PAGE
Do I perfectly stick to this plan? Of course not. Life happens and we end up making the spaghetti on Sunday instead of Monday and that’s FINE! But the point for me at least is having a plan in place and knowing at the start of the week I have all the ingredients on hand to make these 5 meals. I can move them around on my calendar as life changes but at least I’m not scrambling at 4:30 and I am not running to the grocery store for last minute items if I have a plan in place.
I certainly am not perfect at this, and there are months we eat out way more than we should, but having a plan in place helps my sanity, our budget, and keeps us gathering around our dinner table as a family most nights. Does meal planning overwhelm you? Maybe try this method for a month or two and see if it works for you. Need a list of meal categories? I’ve included a big list for you! Want to see how it plays out or just steal our family's menu for the month of November 2017? I’ve included that below too. No matter what method you use to help figure out what to feed your family, just remember, the point isn’t a perfect plan or perfectly adhering to the plan. The point is simply creating an easy path to getting your family to the dinner table to reconnect after a busy day.
And now, without further ado, here are some lists you are welcome to borrow to create a monthly menu for your own family!
Categories I’ve used Depending on Seasons:
Soup, Sandwiches, Meat & Potatoes, Pasta, Mexican Inspired, Pizza Night, Chicken night, Seafood night, Grill Out, Asian night (lettuce wraps, stir fry, orange chicken or sweet and sour chicken), Shish Ka Bob nights (so many different ways to make these), Ground beef nights (sloppy joes, meatloaf, burgers, however you like to use ground beef!) Vegetarian night, breakfast for dinner night, cook from a favorite cookbook night (choose 4 recipes from the latest Pioneer Woman book for instance!), Burger night (teriyaki burgers, turkey burgers, regular bbq burgers), Salad Bar nights (make a hearty meal-worthy salad one night each week), Crock Pot Nights, Pork Tenderloin nights (pork is SO easy to cook and each week could be a different marinade, so easy and delicious).

TASK LIST
1. Reproduce the part of the meal-planning text starting with "I certainly am" and going on through "a busy day.".
2. Answer these from the meal-planning text:
(a) At the start of the week, the writer has ingredients on hand for how many meals?
(b) The writer offers the family's menu for which month and year?
(c) Which three dishes are listed as examples under Ground beef nights?

EXTRACTED INFORMATION
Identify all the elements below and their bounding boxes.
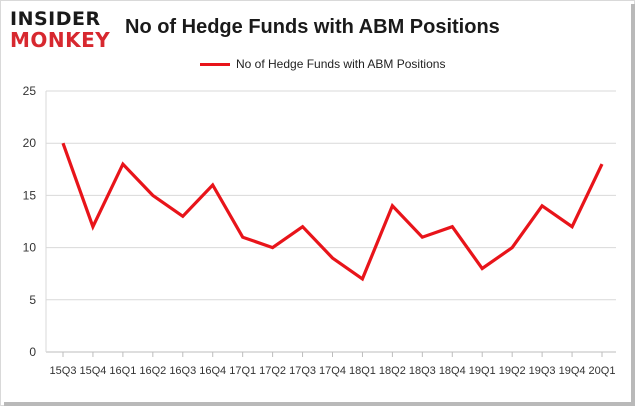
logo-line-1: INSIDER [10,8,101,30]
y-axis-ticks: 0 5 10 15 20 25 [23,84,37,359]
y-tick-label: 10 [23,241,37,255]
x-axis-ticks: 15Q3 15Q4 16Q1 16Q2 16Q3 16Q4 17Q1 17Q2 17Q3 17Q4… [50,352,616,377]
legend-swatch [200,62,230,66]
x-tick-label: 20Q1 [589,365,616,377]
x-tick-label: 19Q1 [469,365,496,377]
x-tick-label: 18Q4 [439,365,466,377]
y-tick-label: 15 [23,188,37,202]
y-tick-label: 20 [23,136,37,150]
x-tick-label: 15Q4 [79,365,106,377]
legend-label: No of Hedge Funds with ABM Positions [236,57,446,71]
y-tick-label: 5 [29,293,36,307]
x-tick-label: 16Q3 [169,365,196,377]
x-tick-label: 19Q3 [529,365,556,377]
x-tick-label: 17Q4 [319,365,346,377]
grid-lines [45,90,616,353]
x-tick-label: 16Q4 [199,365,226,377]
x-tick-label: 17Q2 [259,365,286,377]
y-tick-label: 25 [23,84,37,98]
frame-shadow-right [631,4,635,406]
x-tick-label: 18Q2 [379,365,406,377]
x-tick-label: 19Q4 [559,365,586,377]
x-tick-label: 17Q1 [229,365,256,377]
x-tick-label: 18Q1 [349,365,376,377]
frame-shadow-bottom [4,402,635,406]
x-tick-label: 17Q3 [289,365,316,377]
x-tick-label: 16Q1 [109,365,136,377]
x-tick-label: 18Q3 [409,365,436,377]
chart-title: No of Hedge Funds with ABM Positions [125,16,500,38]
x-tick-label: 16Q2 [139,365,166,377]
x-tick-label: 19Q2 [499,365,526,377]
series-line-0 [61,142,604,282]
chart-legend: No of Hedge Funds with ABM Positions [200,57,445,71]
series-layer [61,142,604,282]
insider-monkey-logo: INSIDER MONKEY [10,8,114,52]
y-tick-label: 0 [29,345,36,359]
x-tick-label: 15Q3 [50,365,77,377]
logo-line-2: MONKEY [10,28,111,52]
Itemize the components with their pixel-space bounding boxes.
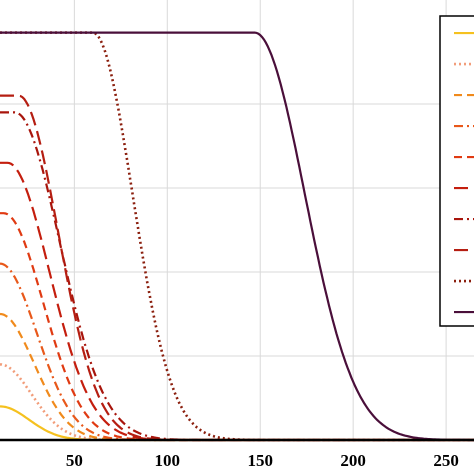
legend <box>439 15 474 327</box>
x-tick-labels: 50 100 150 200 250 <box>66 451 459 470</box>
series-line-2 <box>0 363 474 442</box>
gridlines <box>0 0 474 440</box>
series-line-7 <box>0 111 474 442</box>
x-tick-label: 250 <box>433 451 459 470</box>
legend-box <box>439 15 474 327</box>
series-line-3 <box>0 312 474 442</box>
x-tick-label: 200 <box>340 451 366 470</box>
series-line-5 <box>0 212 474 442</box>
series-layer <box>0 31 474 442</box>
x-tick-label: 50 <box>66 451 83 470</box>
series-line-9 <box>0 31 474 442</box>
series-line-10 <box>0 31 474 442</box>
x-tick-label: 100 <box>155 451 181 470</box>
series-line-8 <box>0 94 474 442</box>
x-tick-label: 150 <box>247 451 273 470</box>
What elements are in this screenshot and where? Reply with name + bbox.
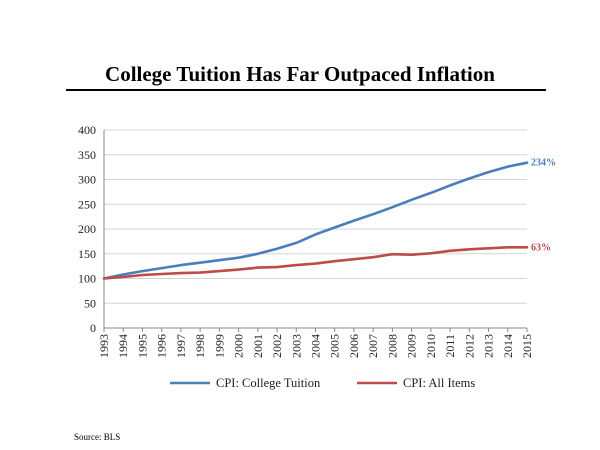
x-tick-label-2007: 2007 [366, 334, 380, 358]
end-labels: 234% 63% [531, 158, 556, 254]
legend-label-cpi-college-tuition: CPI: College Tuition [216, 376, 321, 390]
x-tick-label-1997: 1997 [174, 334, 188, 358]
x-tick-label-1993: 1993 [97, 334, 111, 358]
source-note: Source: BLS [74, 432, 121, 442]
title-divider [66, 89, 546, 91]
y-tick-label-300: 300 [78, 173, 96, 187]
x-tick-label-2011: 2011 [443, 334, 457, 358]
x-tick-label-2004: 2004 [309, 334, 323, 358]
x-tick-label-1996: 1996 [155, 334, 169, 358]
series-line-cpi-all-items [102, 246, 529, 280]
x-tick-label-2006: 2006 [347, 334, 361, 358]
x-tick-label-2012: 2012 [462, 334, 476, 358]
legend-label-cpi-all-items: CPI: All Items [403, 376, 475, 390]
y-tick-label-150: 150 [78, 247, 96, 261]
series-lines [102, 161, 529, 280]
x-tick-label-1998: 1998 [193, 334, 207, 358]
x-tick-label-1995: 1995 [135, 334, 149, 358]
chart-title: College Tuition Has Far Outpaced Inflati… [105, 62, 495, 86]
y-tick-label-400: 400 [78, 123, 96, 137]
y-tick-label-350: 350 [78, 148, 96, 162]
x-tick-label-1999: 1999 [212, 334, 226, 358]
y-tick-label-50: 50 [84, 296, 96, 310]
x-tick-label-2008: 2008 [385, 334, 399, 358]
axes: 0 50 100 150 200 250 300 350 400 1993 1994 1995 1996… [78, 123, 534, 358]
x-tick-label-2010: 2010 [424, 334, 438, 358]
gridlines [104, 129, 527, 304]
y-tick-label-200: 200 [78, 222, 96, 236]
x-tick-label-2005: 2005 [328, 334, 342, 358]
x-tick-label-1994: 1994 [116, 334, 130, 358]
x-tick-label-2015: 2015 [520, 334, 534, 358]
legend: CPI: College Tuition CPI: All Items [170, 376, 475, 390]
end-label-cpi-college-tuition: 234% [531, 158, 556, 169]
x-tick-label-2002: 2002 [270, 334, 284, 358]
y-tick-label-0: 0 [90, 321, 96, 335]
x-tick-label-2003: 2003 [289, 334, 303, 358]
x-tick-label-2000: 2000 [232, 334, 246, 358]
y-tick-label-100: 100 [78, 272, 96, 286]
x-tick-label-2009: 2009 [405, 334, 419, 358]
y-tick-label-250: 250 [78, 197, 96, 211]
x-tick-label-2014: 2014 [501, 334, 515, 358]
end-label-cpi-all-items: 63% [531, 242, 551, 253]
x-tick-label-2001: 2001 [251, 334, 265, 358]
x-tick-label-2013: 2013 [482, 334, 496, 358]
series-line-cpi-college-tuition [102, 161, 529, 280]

FULL ANSWERS
1.
I certainly am not perfect at this, and there are months we eat out way more than we should, but having a plan in place helps my sanity, our budget, and keeps us gathering around our dinner table as a family most nights. Does meal planning overwhelm you? Maybe try this method for a month or two and see if it works for you. Need a list of meal categories? I’ve included a big list for you! Want to see how it plays out or just steal our family's menu for the month of November 2017? I’ve included that below too. No matter what method you use to help figure out what to feed your family, just remember, the point isn’t a perfect plan or perfectly adhering to the plan. The point is simply creating an easy path to getting your family to the dinner table to reconnect after a busy day.

2.
(a) 5
(b) November 2017
(c) Sloppy joes, meatloaf and burgers